* start EXERCISE MATERIAL *
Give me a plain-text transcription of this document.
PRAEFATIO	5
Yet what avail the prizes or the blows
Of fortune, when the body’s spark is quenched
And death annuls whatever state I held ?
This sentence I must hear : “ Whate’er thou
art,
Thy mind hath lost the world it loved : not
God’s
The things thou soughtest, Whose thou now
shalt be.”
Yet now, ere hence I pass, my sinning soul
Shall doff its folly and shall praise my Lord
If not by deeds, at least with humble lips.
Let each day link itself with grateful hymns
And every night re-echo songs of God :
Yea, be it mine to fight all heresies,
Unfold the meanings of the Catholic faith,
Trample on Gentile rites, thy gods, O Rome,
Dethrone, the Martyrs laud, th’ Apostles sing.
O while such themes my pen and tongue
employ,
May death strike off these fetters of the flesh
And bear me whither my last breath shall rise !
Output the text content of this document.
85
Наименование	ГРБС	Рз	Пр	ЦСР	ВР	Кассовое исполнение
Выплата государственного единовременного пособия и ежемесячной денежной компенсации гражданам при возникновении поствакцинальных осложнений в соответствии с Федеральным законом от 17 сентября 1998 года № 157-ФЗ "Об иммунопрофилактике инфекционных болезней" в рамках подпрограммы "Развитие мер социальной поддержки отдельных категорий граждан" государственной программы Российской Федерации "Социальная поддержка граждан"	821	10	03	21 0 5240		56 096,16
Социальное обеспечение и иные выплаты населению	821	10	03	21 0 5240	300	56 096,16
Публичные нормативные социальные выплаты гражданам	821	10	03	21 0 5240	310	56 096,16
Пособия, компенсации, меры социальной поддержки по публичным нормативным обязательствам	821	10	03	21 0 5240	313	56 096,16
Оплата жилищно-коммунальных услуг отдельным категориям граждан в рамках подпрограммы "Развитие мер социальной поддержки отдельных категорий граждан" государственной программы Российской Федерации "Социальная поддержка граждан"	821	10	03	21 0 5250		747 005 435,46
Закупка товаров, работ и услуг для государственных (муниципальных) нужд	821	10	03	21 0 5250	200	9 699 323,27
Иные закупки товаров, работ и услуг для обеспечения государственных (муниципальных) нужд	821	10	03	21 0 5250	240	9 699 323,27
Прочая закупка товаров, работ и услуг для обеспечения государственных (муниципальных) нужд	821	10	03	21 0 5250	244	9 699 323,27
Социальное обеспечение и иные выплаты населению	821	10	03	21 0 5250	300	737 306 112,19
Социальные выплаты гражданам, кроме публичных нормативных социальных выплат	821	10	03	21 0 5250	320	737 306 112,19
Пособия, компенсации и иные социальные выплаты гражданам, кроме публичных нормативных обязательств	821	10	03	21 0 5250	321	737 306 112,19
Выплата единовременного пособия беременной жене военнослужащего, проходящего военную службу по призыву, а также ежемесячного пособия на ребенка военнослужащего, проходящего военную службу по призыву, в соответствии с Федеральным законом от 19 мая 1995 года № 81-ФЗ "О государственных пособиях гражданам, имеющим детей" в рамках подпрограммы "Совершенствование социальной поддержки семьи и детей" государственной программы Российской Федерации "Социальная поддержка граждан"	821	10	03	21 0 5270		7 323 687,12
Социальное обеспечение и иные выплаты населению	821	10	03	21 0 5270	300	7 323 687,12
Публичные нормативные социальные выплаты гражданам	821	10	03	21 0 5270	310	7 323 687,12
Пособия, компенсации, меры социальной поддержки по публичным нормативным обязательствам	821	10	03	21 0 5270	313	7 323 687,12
* end EXERCISE MATERIAL *
#### [STATED PROBLEM]
Set down the entries verbatim, leaving none out.

#### [SOLUTION]
Give me a plain-text transcription of this document.
PRAEFATIO	5
Yet what avail the prizes or the blows
Of fortune, when the body’s spark is quenched
And death annuls whatever state I held ?
This sentence I must hear : “ Whate’er thou
art,
Thy mind hath lost the world it loved : not
God’s
The things thou soughtest, Whose thou now
shalt be.”
Yet now, ere hence I pass, my sinning soul
Shall doff its folly and shall praise my Lord
If not by deeds, at least with humble lips.
Let each day link itself with grateful hymns
And every night re-echo songs of God :
Yea, be it mine to fight all heresies,
Unfold the meanings of the Catholic faith,
Trample on Gentile rites, thy gods, O Rome,
Dethrone, the Martyrs laud, th’ Apostles sing.
O while such themes my pen and tongue
employ,
May death strike off these fetters of the flesh
And bear me whither my last breath shall rise !
Output the text content of this document.
85
Наименование	ГРБС	Рз	Пр	ЦСР	ВР	Кассовое исполнение
Выплата государственного единовременного пособия и ежемесячной денежной компенсации гражданам при возникновении поствакцинальных осложнений в соответствии с Федеральным законом от 17 сентября 1998 года № 157-ФЗ "Об иммунопрофилактике инфекционных болезней" в рамках подпрограммы "Развитие мер социальной поддержки отдельных категорий граждан" государственной программы Российской Федерации "Социальная поддержка граждан"	821	10	03	21 0 5240		56 096,16
Социальное обеспечение и иные выплаты населению	821	10	03	21 0 5240	300	56 096,16
Публичные нормативные социальные выплаты гражданам	821	10	03	21 0 5240	310	56 096,16
Пособия, компенсации, меры социальной поддержки по публичным нормативным обязательствам	821	10	03	21 0 5240	313	56 096,16
Оплата жилищно-коммунальных услуг отдельным категориям граждан в рамках подпрограммы "Развитие мер социальной поддержки отдельных категорий граждан" государственной программы Российской Федерации "Социальная поддержка граждан"	821	10	03	21 0 5250		747 005 435,46
Закупка товаров, работ и услуг для государственных (муниципальных) нужд	821	10	03	21 0 5250	200	9 699 323,27
Иные закупки товаров, работ и услуг для обеспечения государственных (муниципальных) нужд	821	10	03	21 0 5250	240	9 699 323,27
Прочая закупка товаров, работ и услуг для обеспечения государственных (муниципальных) нужд	821	10	03	21 0 5250	244	9 699 323,27
Социальное обеспечение и иные выплаты населению	821	10	03	21 0 5250	300	737 306 112,19
Социальные выплаты гражданам, кроме публичных нормативных социальных выплат	821	10	03	21 0 5250	320	737 306 112,19
Пособия, компенсации и иные социальные выплаты гражданам, кроме публичных нормативных обязательств	821	10	03	21 0 5250	321	737 306 112,19
Выплата единовременного пособия беременной жене военнослужащего, проходящего военную службу по призыву, а также ежемесячного пособия на ребенка военнослужащего, проходящего военную службу по призыву, в соответствии с Федеральным законом от 19 мая 1995 года № 81-ФЗ "О государственных пособиях гражданам, имеющим детей" в рамках подпрограммы "Совершенствование социальной поддержки семьи и детей" государственной программы Российской Федерации "Социальная поддержка граждан"	821	10	03	21 0 5270		7 323 687,12
Социальное обеспечение и иные выплаты населению	821	10	03	21 0 5270	300	7 323 687,12
Публичные нормативные социальные выплаты гражданам	821	10	03	21 0 5270	310	7 323 687,12
Пособия, компенсации, меры социальной поддержки по публичным нормативным обязательствам	821	10	03	21 0 5270	313	7 323 687,12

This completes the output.